• To be done:
Pick out every line that holds the string "Suomi" and copy it.

--- begin Provided entries ---

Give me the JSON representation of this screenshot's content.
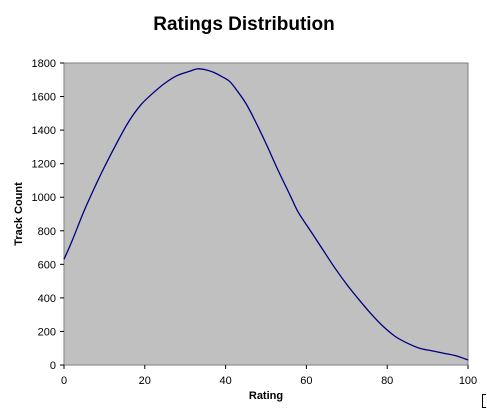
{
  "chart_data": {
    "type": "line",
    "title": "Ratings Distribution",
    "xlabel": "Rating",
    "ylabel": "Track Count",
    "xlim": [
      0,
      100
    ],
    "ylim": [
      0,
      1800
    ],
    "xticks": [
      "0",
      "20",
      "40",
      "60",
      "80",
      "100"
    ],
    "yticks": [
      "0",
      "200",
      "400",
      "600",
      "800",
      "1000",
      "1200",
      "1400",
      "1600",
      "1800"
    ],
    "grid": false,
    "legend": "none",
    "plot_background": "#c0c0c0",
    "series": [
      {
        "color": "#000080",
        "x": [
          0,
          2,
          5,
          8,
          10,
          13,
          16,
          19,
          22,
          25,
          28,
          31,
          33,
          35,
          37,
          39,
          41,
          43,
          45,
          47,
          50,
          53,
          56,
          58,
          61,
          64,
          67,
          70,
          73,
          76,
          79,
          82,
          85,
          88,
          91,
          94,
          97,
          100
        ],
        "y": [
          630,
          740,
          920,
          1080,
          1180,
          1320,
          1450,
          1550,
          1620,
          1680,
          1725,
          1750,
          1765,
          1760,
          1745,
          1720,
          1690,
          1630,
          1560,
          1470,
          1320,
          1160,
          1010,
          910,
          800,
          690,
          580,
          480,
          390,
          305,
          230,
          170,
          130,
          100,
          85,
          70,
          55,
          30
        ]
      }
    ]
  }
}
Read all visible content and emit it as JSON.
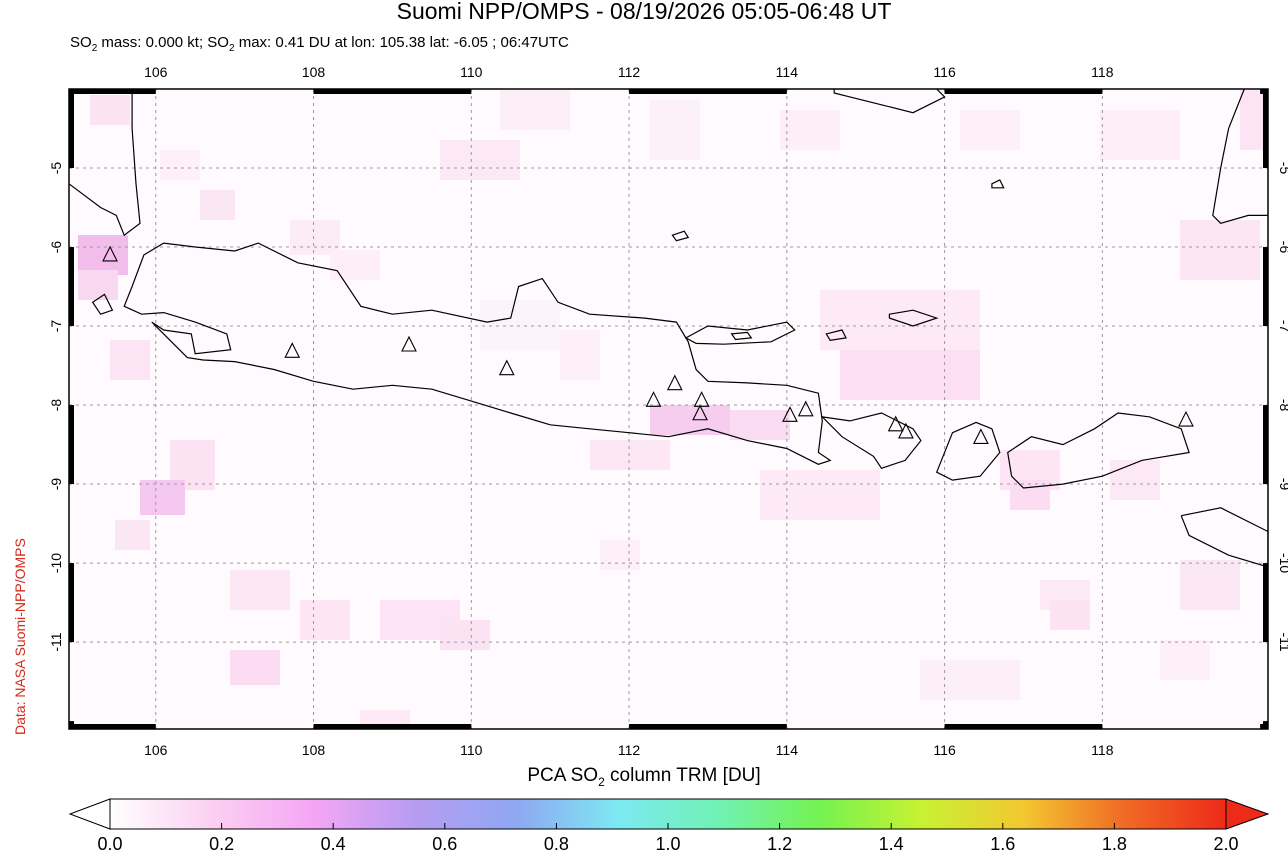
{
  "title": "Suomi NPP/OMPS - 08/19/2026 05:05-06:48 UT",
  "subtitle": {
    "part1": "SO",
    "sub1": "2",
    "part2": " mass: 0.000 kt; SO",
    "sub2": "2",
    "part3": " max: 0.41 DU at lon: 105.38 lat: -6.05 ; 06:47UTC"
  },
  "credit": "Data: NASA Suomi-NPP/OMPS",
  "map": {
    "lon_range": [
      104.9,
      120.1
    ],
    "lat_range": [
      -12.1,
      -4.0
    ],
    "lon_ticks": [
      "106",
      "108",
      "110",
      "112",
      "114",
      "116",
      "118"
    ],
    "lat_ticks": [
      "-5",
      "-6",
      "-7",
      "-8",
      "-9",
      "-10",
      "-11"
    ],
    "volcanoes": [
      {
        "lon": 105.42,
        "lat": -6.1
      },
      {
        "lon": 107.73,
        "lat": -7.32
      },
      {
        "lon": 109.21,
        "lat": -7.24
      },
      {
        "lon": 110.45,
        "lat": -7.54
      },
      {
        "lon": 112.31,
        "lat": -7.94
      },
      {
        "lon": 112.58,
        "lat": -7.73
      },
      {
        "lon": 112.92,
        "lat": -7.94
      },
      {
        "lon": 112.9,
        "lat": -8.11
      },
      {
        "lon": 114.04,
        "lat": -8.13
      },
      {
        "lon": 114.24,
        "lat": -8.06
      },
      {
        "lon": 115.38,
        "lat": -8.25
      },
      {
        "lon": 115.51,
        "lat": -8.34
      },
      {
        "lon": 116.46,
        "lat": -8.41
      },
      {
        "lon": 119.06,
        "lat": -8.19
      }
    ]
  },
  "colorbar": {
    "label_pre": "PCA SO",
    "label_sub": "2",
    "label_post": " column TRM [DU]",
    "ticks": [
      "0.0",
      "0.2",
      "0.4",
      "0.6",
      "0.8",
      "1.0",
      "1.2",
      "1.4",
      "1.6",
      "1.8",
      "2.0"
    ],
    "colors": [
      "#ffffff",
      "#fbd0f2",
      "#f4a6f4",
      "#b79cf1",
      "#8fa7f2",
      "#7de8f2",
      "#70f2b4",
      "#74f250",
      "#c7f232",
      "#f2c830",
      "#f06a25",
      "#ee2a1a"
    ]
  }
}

--- end Provided entries ---
--- begin Provided entries ---

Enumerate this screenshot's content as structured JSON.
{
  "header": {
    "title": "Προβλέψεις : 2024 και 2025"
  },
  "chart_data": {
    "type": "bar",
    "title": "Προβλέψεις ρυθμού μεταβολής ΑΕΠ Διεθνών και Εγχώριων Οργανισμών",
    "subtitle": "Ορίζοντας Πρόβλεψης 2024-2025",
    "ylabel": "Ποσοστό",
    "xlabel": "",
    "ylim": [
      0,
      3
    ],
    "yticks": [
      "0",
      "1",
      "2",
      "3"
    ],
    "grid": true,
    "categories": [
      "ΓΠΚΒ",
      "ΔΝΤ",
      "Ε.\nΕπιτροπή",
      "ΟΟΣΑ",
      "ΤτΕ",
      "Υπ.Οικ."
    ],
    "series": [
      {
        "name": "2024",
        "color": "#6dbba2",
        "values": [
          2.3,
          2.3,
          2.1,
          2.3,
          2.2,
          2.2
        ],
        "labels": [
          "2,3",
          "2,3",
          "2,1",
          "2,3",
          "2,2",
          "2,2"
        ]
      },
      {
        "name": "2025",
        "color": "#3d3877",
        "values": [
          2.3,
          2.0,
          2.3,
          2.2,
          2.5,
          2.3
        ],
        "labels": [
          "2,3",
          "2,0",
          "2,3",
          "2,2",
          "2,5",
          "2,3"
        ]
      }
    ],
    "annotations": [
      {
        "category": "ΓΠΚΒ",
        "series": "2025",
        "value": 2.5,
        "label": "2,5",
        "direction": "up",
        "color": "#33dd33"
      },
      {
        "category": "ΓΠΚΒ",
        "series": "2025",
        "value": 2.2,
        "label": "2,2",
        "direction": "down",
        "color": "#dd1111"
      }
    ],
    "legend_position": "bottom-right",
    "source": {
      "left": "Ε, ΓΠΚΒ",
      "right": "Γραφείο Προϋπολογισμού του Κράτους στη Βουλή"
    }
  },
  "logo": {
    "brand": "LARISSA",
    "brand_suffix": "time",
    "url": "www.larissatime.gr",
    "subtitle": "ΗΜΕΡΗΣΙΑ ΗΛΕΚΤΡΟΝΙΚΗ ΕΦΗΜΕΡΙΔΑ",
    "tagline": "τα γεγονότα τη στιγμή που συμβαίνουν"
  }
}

--- end Provided entries ---

• Reply to the task:
  "title": "Suomi NPP/OMPS - 08/19/2026 05:05-06:48 UT",
  "credit": "Data: NASA Suomi-NPP/OMPS",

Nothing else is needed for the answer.